Set down the whole listing verbatim.
━━ INFORMATION GIVEN ━━
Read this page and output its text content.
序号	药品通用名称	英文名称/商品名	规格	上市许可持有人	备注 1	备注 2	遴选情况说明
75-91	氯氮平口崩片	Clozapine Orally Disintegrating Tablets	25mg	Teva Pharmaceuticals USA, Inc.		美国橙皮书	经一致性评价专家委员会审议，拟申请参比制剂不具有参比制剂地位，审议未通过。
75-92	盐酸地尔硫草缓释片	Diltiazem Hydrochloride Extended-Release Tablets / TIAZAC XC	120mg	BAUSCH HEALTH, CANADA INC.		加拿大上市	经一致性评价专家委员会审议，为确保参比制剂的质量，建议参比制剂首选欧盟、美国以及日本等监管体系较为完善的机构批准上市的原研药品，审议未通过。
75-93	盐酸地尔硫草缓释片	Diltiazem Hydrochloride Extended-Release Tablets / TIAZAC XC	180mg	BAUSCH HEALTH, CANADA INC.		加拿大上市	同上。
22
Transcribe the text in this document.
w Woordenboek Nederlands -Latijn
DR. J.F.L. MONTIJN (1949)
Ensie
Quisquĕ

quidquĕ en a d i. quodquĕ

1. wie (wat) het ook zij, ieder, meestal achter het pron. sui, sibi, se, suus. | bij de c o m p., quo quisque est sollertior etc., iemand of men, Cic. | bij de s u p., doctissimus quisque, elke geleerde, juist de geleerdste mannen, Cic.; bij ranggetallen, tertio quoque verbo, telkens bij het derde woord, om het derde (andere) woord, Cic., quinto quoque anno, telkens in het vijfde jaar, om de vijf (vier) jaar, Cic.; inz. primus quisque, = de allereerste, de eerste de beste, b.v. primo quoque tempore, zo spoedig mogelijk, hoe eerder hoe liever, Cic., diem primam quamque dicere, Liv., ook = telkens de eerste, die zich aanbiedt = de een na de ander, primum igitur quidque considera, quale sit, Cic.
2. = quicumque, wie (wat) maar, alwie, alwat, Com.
━━━
=== REPLY TO THE TASK ===
Read this page and output its text content.
序号	药品通用名称	英文名称/商品名	规格	上市许可持有人	备注 1	备注 2	遴选情况说明
75-91	氯氮平口崩片	Clozapine Orally Disintegrating Tablets	25mg	Teva Pharmaceuticals USA, Inc.		美国橙皮书	经一致性评价专家委员会审议，拟申请参比制剂不具有参比制剂地位，审议未通过。
75-92	盐酸地尔硫草缓释片	Diltiazem Hydrochloride Extended-Release Tablets / TIAZAC XC	120mg	BAUSCH HEALTH, CANADA INC.		加拿大上市	经一致性评价专家委员会审议，为确保参比制剂的质量，建议参比制剂首选欧盟、美国以及日本等监管体系较为完善的机构批准上市的原研药品，审议未通过。
75-93	盐酸地尔硫草缓释片	Diltiazem Hydrochloride Extended-Release Tablets / TIAZAC XC	180mg	BAUSCH HEALTH, CANADA INC.		加拿大上市	同上。
22
Transcribe the text in this document.
w Woordenboek Nederlands -Latijn
DR. J.F.L. MONTIJN (1949)
Ensie
Quisquĕ

quidquĕ en a d i. quodquĕ

1. wie (wat) het ook zij, ieder, meestal achter het pron. sui, sibi, se, suus. | bij de c o m p., quo quisque est sollertior etc., iemand of men, Cic. | bij de s u p., doctissimus quisque, elke geleerde, juist de geleerdste mannen, Cic.; bij ranggetallen, tertio quoque verbo, telkens bij het derde woord, om het derde (andere) woord, Cic., quinto quoque anno, telkens in het vijfde jaar, om de vijf (vier) jaar, Cic.; inz. primus quisque, = de allereerste, de eerste de beste, b.v. primo quoque tempore, zo spoedig mogelijk, hoe eerder hoe liever, Cic., diem primam quamque dicere, Liv., ook = telkens de eerste, die zich aanbiedt = de een na de ander, primum igitur quidque considera, quale sit, Cic.
2. = quicumque, wie (wat) maar, alwie, alwat, Com.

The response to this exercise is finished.